Dataset excerpts:
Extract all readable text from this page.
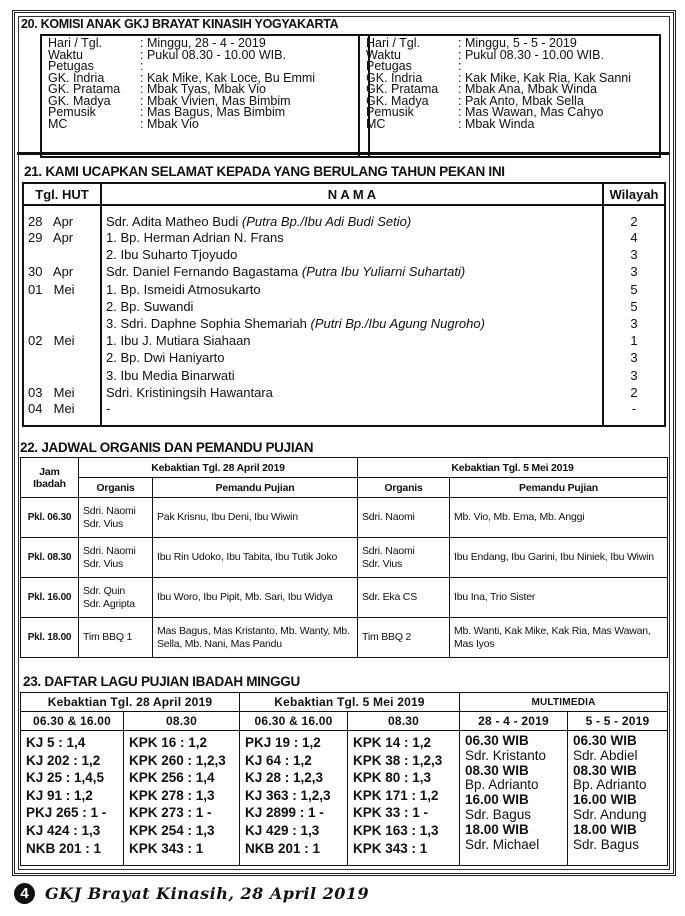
20. KOMISI ANAK GKJ BRAYAT KINASIH YOGYAKARTA
Hari / Tgl.	: Minggu, 28 - 4 - 2019
Waktu	: Pukul 08.30 - 10.00 WIB.
Petugas
:
GK. Indria	: Kak Mike, Kak Loce, Bu Emmi
GK. Pratama	: Mbak Tyas, Mbak Vio
GK. Madya	: Mbak Vivien, Mas Bimbim
Pemusik	: Mas Bagus, Mas Bimbim
MC	: Mbak Vio
Hari / Tgl.	: Minggu, 5 - 5 - 2019
Waktu	: Pukul 08.30 - 10.00 WIB.
Petugas
:
GK. Indria	: Kak Mike, Kak Ria, Kak Sanni
GK. Pratama	: Mbak Ana, Mbak Winda
GK. Madya	: Pak Anto, Mbak Sella
Pemusik	: Mas Wawan, Mas Cahyo
MC	: Mbak Winda
21. KAMI UCAPKAN SELAMAT KEPADA YANG BERULANG TAHUN PEKAN INI
Tgl. HUT	N A M A	Wilayah
28 Apr	Sdr. Adita Matheo Budi (Putra Bp./Ibu Adi Budi Setio)	2
29 Apr	1. Bp. Herman Adrian N. Frans	4
	2. Ibu Suharto Tjoyudo	3
30 Apr	Sdr. Daniel Fernando Bagastama (Putra Ibu Yuliarni Suhartati)	3
01 Mei	1. Bp. Ismeidi Atmosukarto	5
	2. Bp. Suwandi	5
	3. Sdri. Daphne Sophia Shemariah (Putri Bp./Ibu Agung Nugroho)	3
02 Mei	1. Ibu J. Mutiara Siahaan	1
	2. Bp. Dwi Haniyarto	3
	3. Ibu Media Binarwati	3
03 Mei	Sdri. Kristiningsih Hawantara	2
04 Mei	-	-
22. JADWAL ORGANIS DAN PEMANDU PUJIAN
Jam
Ibadah	Kebaktian Tgl. 28 April 2019		Kebaktian Tgl. 5 Mei 2019	
	Organis	Pemandu Pujian	Organis	Pemandu Pujian
Pkl. 06.30	Sdri. Naomi
Sdr. Vius	Pak Krisnu, Ibu Deni, Ibu Wiwin	Sdri. Naomi	Mb. Vio, Mb. Ema, Mb. Anggi
Pkl. 08.30	Sdri. Naomi
Sdr. Vius	Ibu Rin Udoko, Ibu Tabita, Ibu Tutik Joko	Sdri. Naomi
Sdr. Vius	Ibu Endang, Ibu Garini, Ibu Niniek, Ibu Wiwin
Pkl. 16.00	Sdr. Quin
Sdr. Agripta	Ibu Woro, Ibu Pipit, Mb. Sari, Ibu Widya	Sdr. Eka CS	Ibu Ina, Trio Sister
Pkl. 18.00	Tim BBQ 1	Mas Bagus, Mas Kristanto, Mb. Wanty, Mb. Sella, Mb. Nani, Mas Pandu	Tim BBQ 2	Mb. Wanti, Kak Mike, Kak Ria, Mas Wawan, Mas Iyos
23. DAFTAR LAGU PUJIAN IBADAH MINGGU
Kebaktian Tgl. 28 April 2019		Kebaktian Tgl. 5 Mei 2019		MULTIMEDIA	
06.30 & 16.00	08.30	06.30 & 16.00	08.30	28 - 4 - 2019	5 - 5 - 2019

KJ 5 : 1,4
KJ 202 : 1,2
KJ 25 : 1,4,5
KJ 91 : 1,2
PKJ 265 : 1 -
KJ 424 : 1,3
NKB 201 : 1

KPK 16 : 1,2
KPK 260 : 1,2,3
KPK 256 : 1,4
KPK 278 : 1,3
KPK 273 : 1 -
KPK 254 : 1,3
KPK 343 : 1

PKJ 19 : 1,2
KJ 64 : 1,2
KJ 28 : 1,2,3
KJ 363 : 1,2,3
KJ 2899 : 1 -
KJ 429 : 1,3
NKB 201 : 1

KPK 14 : 1,2
KPK 38 : 1,2,3
KPK 80 : 1,3
KPK 171 : 1,2
KPK 33 : 1 -
KPK 163 : 1,3
KPK 343 : 1

06.30 WIB
Sdr. Kristanto
08.30 WIB
Bp. Adrianto
16.00 WIB
Sdr. Bagus
18.00 WIB
Sdr. Michael

06.30 WIB
Sdr. Abdiel
08.30 WIB
Bp. Adrianto
16.00 WIB
Sdr. Andung
18.00 WIB
Sdr. Bagus
4	GKJ Brayat Kinasih, 28 April 2019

Prompt:
Please write out all the data again word for word, but not the pictures.

Worked solution:
Extract all readable text from this page.
20. KOMISI ANAK GKJ BRAYAT KINASIH YOGYAKARTA
Hari / Tgl.	: Minggu, 28 - 4 - 2019
Waktu	: Pukul 08.30 - 10.00 WIB.
Petugas
:
GK. Indria	: Kak Mike, Kak Loce, Bu Emmi
GK. Pratama	: Mbak Tyas, Mbak Vio
GK. Madya	: Mbak Vivien, Mas Bimbim
Pemusik	: Mas Bagus, Mas Bimbim
MC	: Mbak Vio
Hari / Tgl.	: Minggu, 5 - 5 - 2019
Waktu	: Pukul 08.30 - 10.00 WIB.
Petugas
:
GK. Indria	: Kak Mike, Kak Ria, Kak Sanni
GK. Pratama	: Mbak Ana, Mbak Winda
GK. Madya	: Pak Anto, Mbak Sella
Pemusik	: Mas Wawan, Mas Cahyo
MC	: Mbak Winda
21. KAMI UCAPKAN SELAMAT KEPADA YANG BERULANG TAHUN PEKAN INI
Tgl. HUT	N A M A	Wilayah
28 Apr	Sdr. Adita Matheo Budi (Putra Bp./Ibu Adi Budi Setio)	2
29 Apr	1. Bp. Herman Adrian N. Frans	4
	2. Ibu Suharto Tjoyudo	3
30 Apr	Sdr. Daniel Fernando Bagastama (Putra Ibu Yuliarni Suhartati)	3
01 Mei	1. Bp. Ismeidi Atmosukarto	5
	2. Bp. Suwandi	5
	3. Sdri. Daphne Sophia Shemariah (Putri Bp./Ibu Agung Nugroho)	3
02 Mei	1. Ibu J. Mutiara Siahaan	1
	2. Bp. Dwi Haniyarto	3
	3. Ibu Media Binarwati	3
03 Mei	Sdri. Kristiningsih Hawantara	2
04 Mei	-	-
22. JADWAL ORGANIS DAN PEMANDU PUJIAN
Jam
Ibadah	Kebaktian Tgl. 28 April 2019		Kebaktian Tgl. 5 Mei 2019	
	Organis	Pemandu Pujian	Organis	Pemandu Pujian
Pkl. 06.30	Sdri. Naomi
Sdr. Vius	Pak Krisnu, Ibu Deni, Ibu Wiwin	Sdri. Naomi	Mb. Vio, Mb. Ema, Mb. Anggi
Pkl. 08.30	Sdri. Naomi
Sdr. Vius	Ibu Rin Udoko, Ibu Tabita, Ibu Tutik Joko	Sdri. Naomi
Sdr. Vius	Ibu Endang, Ibu Garini, Ibu Niniek, Ibu Wiwin
Pkl. 16.00	Sdr. Quin
Sdr. Agripta	Ibu Woro, Ibu Pipit, Mb. Sari, Ibu Widya	Sdr. Eka CS	Ibu Ina, Trio Sister
Pkl. 18.00	Tim BBQ 1	Mas Bagus, Mas Kristanto, Mb. Wanty, Mb. Sella, Mb. Nani, Mas Pandu	Tim BBQ 2	Mb. Wanti, Kak Mike, Kak Ria, Mas Wawan, Mas Iyos
23. DAFTAR LAGU PUJIAN IBADAH MINGGU
Kebaktian Tgl. 28 April 2019		Kebaktian Tgl. 5 Mei 2019		MULTIMEDIA	
06.30 & 16.00	08.30	06.30 & 16.00	08.30	28 - 4 - 2019	5 - 5 - 2019

KJ 5 : 1,4
KJ 202 : 1,2
KJ 25 : 1,4,5
KJ 91 : 1,2
PKJ 265 : 1 -
KJ 424 : 1,3
NKB 201 : 1

KPK 16 : 1,2
KPK 260 : 1,2,3
KPK 256 : 1,4
KPK 278 : 1,3
KPK 273 : 1 -
KPK 254 : 1,3
KPK 343 : 1

PKJ 19 : 1,2
KJ 64 : 1,2
KJ 28 : 1,2,3
KJ 363 : 1,2,3
KJ 2899 : 1 -
KJ 429 : 1,3
NKB 201 : 1

KPK 14 : 1,2
KPK 38 : 1,2,3
KPK 80 : 1,3
KPK 171 : 1,2
KPK 33 : 1 -
KPK 163 : 1,3
KPK 343 : 1

06.30 WIB
Sdr. Kristanto
08.30 WIB
Bp. Adrianto
16.00 WIB
Sdr. Bagus
18.00 WIB
Sdr. Michael

06.30 WIB
Sdr. Abdiel
08.30 WIB
Bp. Adrianto
16.00 WIB
Sdr. Andung
18.00 WIB
Sdr. Bagus
4	GKJ Brayat Kinasih, 28 April 2019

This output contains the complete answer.